WORK TO COMPLETE →
Which lines hold the string "this"? Copy every one of them.

RECORDS SHOWN →
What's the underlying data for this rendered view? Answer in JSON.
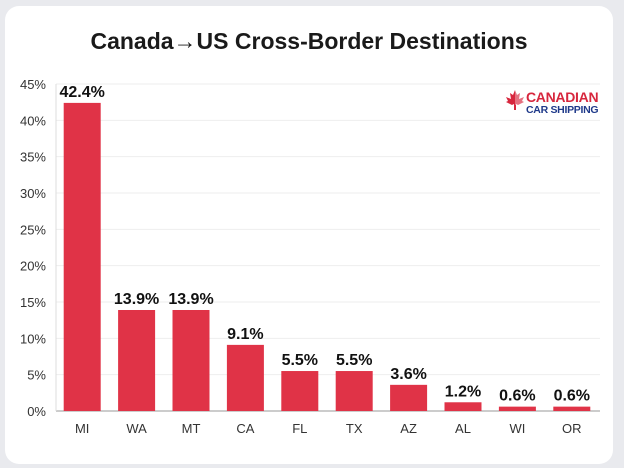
{
  "chart_data": {
    "type": "bar",
    "title": "Canada→US Cross-Border Destinations",
    "categories": [
      "MI",
      "WA",
      "MT",
      "CA",
      "FL",
      "TX",
      "AZ",
      "AL",
      "WI",
      "OR"
    ],
    "values": [
      42.4,
      13.9,
      13.9,
      9.1,
      5.5,
      5.5,
      3.6,
      1.2,
      0.6,
      0.6
    ],
    "data_labels": [
      "42.4%",
      "13.9%",
      "13.9%",
      "9.1%",
      "5.5%",
      "5.5%",
      "3.6%",
      "1.2%",
      "0.6%",
      "0.6%"
    ],
    "xlabel": "",
    "ylabel": "",
    "ylim": [
      0,
      45
    ],
    "yticks": [
      "0%",
      "5%",
      "10%",
      "15%",
      "20%",
      "25%",
      "30%",
      "35%",
      "40%",
      "45%"
    ],
    "grid": "horizontal",
    "legend": "none",
    "bar_color": "#e03347"
  },
  "logo": {
    "line1": "CANADIAN",
    "line2": "CAR SHIPPING",
    "colors": {
      "red": "#d7263d",
      "blue": "#1f3a8a"
    }
  }
}
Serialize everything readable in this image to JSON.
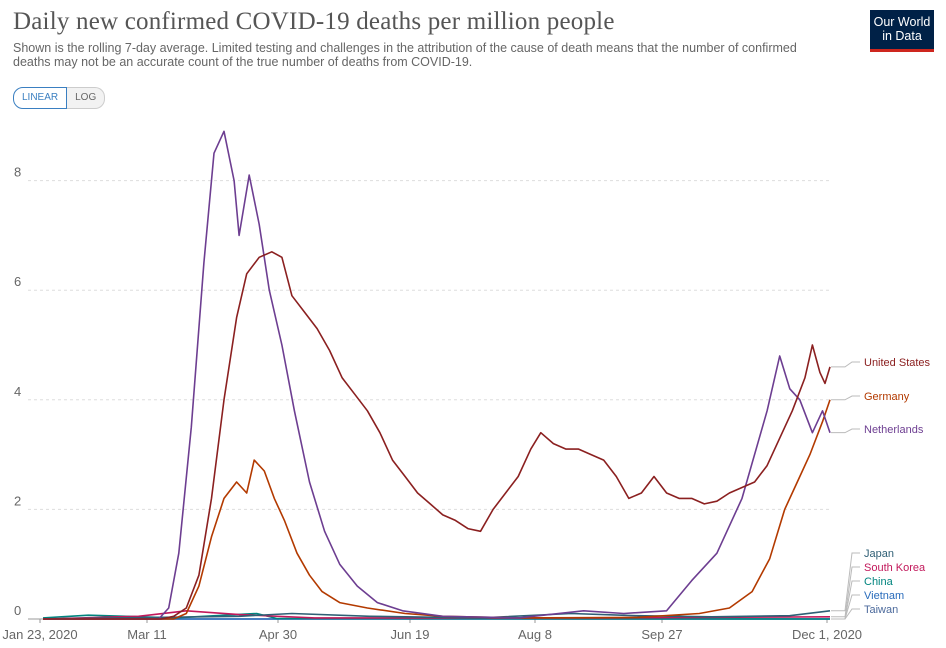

TASK RESPONSE →
What's the underlying data for this rendered view? Answer in JSON.
Serialize everything readable in this image to JSON.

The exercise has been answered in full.